▶ _Task objective_: Scan the entries below for the word "structured". Copy each line that has it.

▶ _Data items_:
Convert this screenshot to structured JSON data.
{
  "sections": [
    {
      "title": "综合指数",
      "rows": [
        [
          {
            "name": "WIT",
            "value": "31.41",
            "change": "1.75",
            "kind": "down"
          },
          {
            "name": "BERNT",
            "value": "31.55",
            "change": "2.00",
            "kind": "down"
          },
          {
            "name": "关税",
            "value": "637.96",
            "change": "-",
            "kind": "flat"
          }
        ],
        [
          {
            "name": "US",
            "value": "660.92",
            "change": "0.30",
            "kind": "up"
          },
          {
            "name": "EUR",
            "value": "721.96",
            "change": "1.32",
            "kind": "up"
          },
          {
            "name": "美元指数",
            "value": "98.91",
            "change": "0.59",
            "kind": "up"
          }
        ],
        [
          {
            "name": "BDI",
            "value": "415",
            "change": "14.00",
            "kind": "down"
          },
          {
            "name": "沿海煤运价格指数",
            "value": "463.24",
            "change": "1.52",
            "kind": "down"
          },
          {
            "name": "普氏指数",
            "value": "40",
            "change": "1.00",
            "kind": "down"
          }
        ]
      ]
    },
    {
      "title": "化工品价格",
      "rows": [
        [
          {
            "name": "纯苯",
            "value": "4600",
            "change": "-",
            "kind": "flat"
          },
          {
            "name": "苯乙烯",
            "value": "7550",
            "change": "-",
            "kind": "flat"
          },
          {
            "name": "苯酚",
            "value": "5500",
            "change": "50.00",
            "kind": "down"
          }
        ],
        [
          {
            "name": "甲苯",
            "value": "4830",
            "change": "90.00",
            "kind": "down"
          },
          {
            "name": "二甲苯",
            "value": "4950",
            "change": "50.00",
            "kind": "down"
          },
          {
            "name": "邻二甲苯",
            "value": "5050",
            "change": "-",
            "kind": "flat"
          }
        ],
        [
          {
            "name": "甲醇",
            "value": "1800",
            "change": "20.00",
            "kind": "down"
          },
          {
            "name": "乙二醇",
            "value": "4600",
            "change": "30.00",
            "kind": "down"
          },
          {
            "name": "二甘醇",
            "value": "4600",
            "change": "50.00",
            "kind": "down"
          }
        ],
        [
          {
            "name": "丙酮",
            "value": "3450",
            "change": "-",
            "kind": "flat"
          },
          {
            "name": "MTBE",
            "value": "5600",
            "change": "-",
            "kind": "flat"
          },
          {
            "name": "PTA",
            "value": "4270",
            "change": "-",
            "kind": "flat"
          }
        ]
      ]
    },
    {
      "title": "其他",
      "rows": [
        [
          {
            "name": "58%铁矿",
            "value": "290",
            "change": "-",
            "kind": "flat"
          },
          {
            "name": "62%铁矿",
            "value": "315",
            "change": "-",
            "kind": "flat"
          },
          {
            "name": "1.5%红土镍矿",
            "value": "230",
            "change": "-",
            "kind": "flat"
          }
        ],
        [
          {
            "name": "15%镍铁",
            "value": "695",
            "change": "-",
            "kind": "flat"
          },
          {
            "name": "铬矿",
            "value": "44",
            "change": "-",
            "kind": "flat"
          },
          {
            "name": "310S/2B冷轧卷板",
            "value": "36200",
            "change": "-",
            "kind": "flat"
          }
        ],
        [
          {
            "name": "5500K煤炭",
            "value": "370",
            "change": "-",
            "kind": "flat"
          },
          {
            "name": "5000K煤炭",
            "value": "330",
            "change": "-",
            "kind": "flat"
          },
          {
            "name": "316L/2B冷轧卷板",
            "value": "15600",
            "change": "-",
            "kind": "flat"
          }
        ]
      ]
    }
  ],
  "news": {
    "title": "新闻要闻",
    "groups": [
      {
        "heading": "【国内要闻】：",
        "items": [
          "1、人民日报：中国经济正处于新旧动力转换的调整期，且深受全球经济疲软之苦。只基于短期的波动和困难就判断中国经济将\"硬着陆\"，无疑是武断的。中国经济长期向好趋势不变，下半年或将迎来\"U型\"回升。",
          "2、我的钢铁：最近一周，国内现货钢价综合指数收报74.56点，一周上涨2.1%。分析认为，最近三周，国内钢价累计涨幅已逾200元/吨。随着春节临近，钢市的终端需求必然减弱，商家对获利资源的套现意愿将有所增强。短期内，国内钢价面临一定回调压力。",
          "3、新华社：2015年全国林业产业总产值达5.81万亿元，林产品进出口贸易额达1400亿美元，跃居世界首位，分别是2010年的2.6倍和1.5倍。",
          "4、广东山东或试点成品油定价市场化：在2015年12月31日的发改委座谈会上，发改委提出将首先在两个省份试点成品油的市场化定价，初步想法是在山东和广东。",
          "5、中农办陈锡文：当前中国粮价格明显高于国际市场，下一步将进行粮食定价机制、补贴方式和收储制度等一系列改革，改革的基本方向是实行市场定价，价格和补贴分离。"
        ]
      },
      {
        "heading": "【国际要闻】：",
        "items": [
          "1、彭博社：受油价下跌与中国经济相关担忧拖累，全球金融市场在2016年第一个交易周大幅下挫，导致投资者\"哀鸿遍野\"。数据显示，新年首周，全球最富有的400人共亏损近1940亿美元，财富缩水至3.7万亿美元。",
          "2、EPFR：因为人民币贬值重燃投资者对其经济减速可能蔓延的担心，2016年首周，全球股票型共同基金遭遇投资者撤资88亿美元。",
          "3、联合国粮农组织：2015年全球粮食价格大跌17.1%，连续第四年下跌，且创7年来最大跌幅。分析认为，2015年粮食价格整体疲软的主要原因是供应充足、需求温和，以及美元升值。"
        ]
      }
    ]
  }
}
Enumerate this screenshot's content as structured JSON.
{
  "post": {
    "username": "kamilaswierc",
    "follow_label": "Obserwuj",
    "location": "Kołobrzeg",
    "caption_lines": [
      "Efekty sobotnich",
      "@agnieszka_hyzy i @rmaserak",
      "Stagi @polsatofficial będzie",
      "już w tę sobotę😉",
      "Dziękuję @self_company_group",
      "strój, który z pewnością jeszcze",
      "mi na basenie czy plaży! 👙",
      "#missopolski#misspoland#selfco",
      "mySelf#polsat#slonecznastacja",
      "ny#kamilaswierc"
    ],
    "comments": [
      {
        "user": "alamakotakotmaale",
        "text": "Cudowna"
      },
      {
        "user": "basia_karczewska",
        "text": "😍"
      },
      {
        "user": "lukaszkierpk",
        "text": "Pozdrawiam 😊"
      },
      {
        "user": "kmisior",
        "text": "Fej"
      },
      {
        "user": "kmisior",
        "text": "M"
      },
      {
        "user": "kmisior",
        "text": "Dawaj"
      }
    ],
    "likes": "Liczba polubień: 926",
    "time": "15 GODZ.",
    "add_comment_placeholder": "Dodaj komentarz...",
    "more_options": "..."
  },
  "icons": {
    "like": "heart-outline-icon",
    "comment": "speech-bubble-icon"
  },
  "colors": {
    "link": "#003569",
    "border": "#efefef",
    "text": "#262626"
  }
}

▶ _Response to this task_:
Convert this screenshot to structured JSON data.
Enumerate this screenshot's content as structured JSON.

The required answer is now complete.